╭─ Excerpted records

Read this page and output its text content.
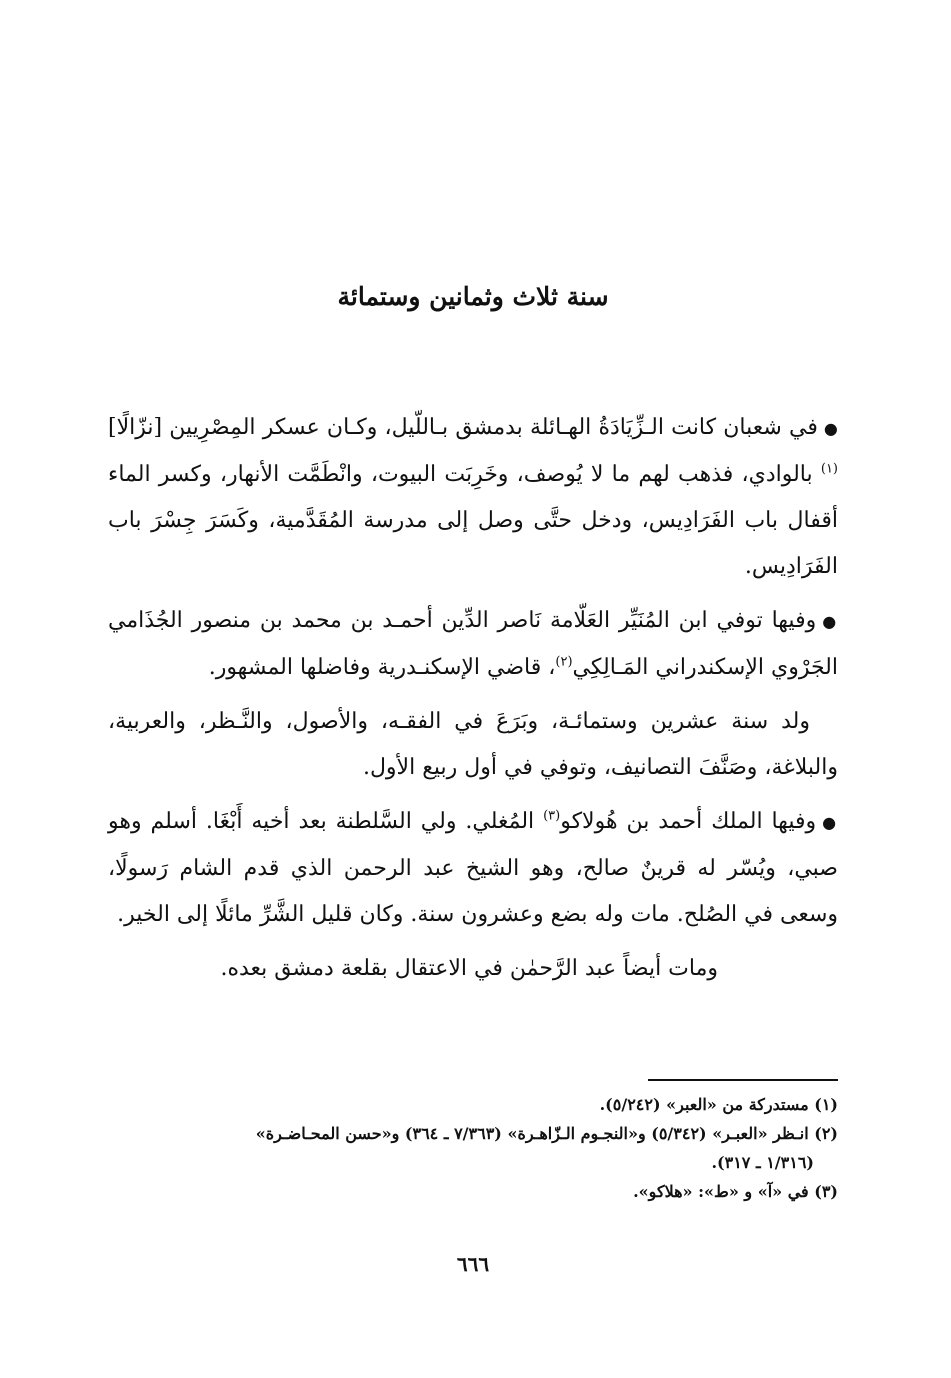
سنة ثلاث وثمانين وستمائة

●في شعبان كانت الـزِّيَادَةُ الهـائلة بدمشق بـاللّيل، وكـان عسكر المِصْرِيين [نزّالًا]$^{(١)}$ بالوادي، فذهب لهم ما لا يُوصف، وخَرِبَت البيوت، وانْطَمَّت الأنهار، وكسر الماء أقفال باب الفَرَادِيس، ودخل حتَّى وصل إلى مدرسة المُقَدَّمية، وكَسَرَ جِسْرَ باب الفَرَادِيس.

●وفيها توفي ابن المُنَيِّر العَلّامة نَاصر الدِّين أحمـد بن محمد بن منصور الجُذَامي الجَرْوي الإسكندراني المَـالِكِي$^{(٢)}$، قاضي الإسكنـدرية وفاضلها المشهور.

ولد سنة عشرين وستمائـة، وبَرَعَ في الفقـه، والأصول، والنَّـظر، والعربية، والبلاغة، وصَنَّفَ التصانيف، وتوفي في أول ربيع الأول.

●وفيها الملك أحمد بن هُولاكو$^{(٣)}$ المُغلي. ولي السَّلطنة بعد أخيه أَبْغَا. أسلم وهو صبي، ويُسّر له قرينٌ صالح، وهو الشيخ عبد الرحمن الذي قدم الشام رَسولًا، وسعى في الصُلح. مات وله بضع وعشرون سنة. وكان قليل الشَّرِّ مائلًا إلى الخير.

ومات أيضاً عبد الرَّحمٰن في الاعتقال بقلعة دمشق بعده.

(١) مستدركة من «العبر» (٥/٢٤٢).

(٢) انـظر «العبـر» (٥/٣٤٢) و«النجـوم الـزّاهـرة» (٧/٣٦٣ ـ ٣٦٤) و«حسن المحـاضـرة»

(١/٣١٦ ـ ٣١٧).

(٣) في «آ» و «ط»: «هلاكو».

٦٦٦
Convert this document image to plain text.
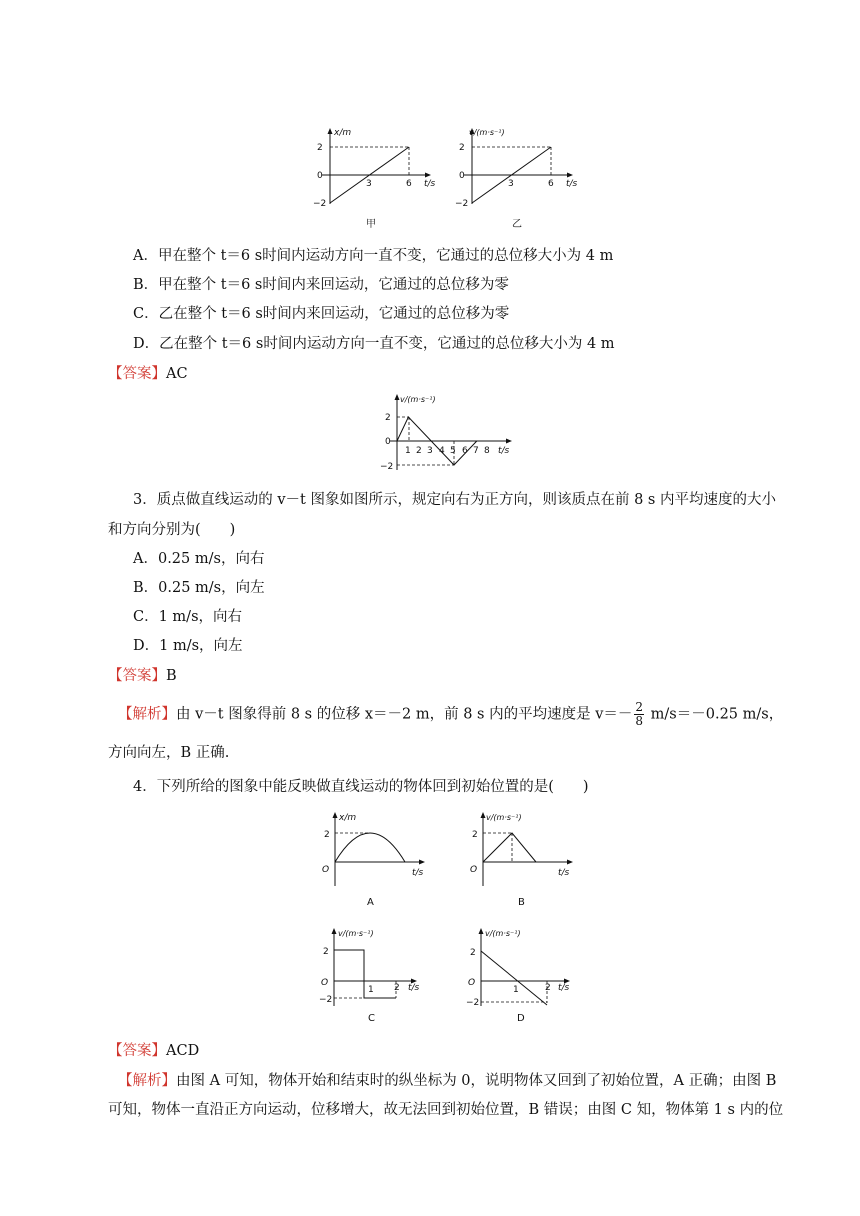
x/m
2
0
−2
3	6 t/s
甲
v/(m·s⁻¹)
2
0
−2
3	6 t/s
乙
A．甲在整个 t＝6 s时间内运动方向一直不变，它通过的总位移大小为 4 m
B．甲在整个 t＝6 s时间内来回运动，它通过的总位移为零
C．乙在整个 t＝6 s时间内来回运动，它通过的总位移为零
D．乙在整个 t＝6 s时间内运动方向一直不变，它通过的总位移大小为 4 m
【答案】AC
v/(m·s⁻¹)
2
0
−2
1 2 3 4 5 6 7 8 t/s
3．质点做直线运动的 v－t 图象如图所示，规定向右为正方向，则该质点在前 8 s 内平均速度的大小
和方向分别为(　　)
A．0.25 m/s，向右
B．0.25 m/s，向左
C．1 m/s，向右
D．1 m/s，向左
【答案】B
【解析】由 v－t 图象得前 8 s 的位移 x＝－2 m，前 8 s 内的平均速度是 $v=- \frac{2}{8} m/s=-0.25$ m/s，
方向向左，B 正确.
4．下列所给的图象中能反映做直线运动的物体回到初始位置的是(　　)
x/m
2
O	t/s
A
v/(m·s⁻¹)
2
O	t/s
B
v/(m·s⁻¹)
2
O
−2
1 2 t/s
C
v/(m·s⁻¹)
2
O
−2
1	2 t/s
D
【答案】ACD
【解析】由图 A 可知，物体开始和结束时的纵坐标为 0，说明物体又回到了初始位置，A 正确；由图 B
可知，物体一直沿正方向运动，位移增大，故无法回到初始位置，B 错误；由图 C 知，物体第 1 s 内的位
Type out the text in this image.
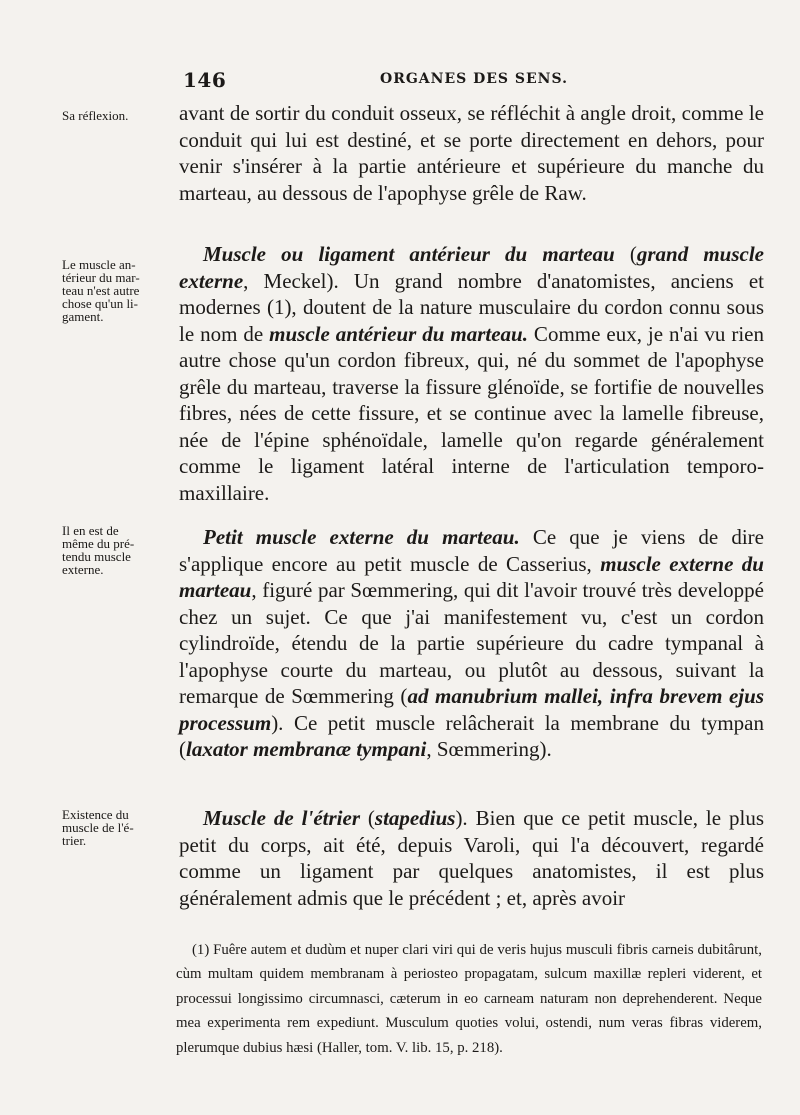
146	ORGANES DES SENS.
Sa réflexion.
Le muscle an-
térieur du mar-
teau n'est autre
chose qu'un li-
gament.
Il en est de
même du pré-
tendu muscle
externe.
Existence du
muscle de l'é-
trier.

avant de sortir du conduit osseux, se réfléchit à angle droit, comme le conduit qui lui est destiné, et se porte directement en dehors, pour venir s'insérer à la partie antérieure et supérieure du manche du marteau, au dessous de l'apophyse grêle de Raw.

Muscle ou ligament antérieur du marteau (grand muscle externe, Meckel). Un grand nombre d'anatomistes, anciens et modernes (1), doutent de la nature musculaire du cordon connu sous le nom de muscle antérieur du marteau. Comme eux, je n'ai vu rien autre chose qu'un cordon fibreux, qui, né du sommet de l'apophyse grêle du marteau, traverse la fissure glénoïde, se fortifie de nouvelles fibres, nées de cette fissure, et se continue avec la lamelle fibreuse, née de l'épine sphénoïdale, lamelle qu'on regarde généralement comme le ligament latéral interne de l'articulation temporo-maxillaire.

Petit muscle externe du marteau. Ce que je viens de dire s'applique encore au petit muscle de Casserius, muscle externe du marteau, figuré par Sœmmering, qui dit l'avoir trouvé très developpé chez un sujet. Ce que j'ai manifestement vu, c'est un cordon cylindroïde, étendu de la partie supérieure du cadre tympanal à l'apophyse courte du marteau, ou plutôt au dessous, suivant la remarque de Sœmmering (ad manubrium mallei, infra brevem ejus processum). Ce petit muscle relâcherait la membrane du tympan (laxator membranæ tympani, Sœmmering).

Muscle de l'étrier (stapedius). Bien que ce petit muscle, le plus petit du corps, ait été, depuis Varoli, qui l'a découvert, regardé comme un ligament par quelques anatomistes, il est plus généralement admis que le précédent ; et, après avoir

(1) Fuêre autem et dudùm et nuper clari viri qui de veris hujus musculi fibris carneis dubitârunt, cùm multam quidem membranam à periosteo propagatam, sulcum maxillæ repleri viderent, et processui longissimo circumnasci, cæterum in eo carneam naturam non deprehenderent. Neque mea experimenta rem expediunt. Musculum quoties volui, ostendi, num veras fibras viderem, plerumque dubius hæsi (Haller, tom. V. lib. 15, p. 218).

╰─

Task prompt: Look through the records and gather each line with the word "chose".

Result:
chose qu'un li-
Muscle ou ligament antérieur du marteau (grand muscle externe, Meckel). Un grand nombre d'anatomistes, anciens et modernes (1), doutent de la nature musculaire du cordon connu sous le nom de muscle antérieur du marteau. Comme eux, je n'ai vu rien autre chose qu'un cordon fibreux, qui, né du sommet de l'apophyse grêle du marteau, traverse la fissure glénoïde, se fortifie de nouvelles fibres, nées de cette fissure, et se continue avec la lamelle fibreuse, née de l'épine sphénoïdale, lamelle qu'on regarde généralement comme le ligament latéral interne de l'articulation temporo-maxillaire.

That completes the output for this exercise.